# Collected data

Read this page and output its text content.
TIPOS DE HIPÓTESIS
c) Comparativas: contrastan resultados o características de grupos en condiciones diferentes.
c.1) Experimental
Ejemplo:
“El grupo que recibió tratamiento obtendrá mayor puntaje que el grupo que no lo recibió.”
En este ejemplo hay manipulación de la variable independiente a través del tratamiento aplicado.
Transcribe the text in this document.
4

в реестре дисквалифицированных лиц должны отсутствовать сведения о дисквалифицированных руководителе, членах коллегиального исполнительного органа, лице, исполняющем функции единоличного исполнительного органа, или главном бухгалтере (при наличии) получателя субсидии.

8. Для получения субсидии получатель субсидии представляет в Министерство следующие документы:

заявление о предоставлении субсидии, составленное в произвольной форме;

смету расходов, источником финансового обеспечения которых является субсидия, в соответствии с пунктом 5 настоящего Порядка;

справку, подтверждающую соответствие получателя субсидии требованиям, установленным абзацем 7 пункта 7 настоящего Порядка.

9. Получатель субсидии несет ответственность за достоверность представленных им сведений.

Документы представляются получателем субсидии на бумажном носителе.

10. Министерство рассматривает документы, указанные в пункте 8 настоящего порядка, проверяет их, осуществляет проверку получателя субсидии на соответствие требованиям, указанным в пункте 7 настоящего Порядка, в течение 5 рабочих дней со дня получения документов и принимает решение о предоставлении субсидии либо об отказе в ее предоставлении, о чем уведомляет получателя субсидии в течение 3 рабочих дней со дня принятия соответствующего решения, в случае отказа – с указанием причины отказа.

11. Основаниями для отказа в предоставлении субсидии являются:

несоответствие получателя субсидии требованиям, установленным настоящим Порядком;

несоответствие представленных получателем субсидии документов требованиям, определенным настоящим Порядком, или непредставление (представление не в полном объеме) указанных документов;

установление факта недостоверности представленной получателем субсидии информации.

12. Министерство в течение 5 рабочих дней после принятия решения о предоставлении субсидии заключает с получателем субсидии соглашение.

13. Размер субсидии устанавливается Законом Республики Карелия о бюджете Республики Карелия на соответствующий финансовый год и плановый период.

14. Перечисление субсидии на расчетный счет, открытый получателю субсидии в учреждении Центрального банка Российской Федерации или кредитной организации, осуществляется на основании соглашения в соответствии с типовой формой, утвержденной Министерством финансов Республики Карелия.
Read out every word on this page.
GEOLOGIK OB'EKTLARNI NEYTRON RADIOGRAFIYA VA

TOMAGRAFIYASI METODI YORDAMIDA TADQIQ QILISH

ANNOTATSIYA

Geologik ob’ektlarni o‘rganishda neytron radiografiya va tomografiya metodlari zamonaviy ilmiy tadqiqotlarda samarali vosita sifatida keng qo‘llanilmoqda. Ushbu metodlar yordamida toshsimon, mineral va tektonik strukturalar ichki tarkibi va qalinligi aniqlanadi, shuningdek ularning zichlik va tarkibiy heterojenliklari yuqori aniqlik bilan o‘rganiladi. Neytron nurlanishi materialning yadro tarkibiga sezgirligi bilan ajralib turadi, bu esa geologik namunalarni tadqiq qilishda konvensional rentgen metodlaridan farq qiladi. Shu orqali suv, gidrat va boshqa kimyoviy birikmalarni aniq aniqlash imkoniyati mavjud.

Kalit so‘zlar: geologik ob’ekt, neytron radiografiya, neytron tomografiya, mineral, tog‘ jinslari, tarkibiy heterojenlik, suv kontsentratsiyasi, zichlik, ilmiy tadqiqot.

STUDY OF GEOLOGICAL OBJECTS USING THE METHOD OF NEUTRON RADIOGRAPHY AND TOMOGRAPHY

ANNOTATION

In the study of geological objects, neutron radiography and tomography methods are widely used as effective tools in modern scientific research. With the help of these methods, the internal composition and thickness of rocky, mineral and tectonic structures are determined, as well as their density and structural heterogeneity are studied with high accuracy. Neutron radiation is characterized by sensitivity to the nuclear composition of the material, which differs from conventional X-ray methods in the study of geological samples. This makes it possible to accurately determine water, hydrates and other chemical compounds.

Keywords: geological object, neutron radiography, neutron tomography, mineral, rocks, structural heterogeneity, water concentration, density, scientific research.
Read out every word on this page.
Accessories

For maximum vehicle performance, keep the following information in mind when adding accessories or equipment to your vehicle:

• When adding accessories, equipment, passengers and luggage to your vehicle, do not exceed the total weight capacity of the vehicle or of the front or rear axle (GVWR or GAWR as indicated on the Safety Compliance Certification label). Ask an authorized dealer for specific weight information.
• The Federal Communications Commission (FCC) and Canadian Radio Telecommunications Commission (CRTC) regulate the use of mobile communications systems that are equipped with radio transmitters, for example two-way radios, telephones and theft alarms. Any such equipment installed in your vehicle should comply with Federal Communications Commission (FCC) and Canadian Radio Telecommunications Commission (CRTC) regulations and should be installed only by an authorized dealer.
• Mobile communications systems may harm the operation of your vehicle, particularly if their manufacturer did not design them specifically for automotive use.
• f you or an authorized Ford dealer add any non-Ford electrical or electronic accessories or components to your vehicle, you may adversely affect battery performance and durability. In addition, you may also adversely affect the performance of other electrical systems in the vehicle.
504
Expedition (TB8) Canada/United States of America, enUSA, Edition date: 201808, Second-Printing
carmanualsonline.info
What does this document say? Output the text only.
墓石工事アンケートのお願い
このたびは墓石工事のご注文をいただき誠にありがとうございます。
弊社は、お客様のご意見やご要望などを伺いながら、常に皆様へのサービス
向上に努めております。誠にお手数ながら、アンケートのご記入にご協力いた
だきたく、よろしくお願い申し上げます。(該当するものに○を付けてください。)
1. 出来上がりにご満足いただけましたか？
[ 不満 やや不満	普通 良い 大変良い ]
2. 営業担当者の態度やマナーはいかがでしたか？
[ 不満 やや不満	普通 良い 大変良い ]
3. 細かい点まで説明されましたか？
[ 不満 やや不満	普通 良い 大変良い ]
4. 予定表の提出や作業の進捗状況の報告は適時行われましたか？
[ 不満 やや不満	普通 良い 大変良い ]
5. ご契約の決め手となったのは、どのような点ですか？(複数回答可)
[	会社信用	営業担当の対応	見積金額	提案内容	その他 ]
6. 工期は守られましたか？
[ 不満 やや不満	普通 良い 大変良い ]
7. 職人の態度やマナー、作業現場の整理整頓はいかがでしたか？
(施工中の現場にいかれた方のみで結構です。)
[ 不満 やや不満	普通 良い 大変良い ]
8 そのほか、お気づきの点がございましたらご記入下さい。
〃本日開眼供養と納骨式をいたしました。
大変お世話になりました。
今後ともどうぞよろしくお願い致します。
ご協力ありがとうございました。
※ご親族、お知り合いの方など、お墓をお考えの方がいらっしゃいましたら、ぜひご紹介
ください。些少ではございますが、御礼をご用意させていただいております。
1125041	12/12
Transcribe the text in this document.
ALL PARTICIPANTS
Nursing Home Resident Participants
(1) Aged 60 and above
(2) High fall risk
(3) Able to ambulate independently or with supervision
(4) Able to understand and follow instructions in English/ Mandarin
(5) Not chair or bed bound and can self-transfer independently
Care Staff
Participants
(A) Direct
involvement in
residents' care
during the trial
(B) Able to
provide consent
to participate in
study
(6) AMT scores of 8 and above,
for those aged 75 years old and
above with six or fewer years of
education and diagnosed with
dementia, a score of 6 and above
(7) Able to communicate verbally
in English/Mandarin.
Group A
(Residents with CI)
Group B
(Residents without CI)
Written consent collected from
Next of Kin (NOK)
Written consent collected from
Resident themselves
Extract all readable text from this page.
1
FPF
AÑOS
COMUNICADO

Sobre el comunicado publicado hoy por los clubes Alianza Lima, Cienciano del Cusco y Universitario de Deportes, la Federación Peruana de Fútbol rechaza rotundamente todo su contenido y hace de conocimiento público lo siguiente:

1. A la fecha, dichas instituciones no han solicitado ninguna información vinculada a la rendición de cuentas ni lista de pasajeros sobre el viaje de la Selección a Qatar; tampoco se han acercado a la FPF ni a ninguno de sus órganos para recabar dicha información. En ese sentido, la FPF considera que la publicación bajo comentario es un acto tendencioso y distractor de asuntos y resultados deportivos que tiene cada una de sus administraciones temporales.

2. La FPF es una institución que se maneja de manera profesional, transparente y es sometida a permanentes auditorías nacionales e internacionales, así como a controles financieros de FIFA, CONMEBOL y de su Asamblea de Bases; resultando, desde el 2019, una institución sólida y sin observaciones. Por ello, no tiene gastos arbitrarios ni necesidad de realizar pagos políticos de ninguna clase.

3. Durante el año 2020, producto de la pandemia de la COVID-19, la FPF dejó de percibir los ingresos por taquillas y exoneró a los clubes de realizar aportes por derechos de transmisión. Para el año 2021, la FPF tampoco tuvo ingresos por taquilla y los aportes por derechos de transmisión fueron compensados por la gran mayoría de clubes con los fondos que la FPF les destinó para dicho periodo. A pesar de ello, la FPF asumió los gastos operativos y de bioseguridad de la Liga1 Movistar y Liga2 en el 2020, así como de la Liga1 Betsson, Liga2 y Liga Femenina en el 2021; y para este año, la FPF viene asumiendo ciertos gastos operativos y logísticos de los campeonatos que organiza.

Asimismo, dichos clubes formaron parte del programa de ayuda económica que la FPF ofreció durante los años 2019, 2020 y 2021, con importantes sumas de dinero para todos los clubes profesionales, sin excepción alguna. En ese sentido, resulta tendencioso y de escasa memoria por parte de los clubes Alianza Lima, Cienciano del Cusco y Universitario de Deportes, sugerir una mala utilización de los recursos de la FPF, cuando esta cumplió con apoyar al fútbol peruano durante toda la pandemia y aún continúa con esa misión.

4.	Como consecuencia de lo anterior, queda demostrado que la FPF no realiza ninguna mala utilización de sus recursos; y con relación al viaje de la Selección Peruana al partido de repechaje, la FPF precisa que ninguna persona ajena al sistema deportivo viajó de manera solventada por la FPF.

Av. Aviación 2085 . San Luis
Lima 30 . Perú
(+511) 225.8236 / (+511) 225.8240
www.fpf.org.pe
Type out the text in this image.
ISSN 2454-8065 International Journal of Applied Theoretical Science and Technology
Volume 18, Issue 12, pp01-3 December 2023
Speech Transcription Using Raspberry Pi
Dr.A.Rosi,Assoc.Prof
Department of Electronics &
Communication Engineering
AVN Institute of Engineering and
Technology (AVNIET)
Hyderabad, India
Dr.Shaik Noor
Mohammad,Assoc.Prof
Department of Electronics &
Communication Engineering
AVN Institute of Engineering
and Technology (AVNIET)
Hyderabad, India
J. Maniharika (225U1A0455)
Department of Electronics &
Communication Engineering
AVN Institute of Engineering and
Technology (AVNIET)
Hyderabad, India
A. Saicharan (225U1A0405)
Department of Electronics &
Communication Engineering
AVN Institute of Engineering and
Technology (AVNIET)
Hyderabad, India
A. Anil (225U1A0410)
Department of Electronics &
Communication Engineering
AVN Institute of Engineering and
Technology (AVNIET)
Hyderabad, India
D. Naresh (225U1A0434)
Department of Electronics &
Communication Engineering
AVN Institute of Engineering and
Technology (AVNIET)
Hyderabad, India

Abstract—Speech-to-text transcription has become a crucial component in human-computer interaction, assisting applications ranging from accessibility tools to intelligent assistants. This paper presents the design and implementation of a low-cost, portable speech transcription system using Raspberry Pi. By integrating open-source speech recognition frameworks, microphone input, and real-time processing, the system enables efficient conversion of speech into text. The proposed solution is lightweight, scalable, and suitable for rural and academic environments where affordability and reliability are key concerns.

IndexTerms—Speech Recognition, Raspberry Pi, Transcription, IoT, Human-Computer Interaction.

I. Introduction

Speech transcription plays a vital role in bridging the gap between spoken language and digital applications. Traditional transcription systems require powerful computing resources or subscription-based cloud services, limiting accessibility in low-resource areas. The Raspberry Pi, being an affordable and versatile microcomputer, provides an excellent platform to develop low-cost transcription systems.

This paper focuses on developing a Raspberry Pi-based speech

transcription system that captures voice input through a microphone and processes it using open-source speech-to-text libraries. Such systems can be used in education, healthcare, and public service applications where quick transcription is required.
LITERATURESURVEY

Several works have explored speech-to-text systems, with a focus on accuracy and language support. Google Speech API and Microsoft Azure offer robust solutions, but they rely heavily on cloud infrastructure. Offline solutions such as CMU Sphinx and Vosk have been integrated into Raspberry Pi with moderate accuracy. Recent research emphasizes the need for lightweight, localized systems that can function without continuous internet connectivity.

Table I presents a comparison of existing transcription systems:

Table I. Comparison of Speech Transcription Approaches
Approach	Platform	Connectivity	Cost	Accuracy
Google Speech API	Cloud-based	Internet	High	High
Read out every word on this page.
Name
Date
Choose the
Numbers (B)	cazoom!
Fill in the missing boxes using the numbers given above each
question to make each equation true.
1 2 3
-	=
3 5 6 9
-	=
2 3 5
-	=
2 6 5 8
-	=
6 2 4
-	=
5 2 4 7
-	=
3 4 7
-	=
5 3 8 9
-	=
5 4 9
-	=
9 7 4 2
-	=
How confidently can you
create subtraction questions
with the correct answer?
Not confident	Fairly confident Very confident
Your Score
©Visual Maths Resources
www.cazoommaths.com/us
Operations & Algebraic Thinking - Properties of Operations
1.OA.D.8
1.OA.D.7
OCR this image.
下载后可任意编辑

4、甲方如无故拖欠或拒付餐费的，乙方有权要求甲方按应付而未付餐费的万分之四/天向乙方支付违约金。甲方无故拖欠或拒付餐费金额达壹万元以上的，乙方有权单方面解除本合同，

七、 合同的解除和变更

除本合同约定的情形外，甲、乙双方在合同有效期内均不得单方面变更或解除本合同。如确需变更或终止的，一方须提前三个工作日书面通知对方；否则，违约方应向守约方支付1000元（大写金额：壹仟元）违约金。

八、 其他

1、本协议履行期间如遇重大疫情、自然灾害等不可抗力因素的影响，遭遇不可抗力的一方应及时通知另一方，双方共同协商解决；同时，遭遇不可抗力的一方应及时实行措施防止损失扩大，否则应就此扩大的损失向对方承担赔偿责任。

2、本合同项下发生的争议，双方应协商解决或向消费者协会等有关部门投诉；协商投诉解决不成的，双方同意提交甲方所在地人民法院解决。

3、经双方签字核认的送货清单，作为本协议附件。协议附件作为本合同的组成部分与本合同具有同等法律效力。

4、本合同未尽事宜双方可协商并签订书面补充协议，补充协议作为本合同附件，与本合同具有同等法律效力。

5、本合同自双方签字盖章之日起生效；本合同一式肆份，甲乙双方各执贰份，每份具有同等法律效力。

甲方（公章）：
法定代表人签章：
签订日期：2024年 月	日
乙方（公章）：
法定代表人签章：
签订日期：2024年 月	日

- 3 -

# WHAT YOU NEED TO DO
Write only the number of lines in the data above that include "each".

# THE RESPONSE
2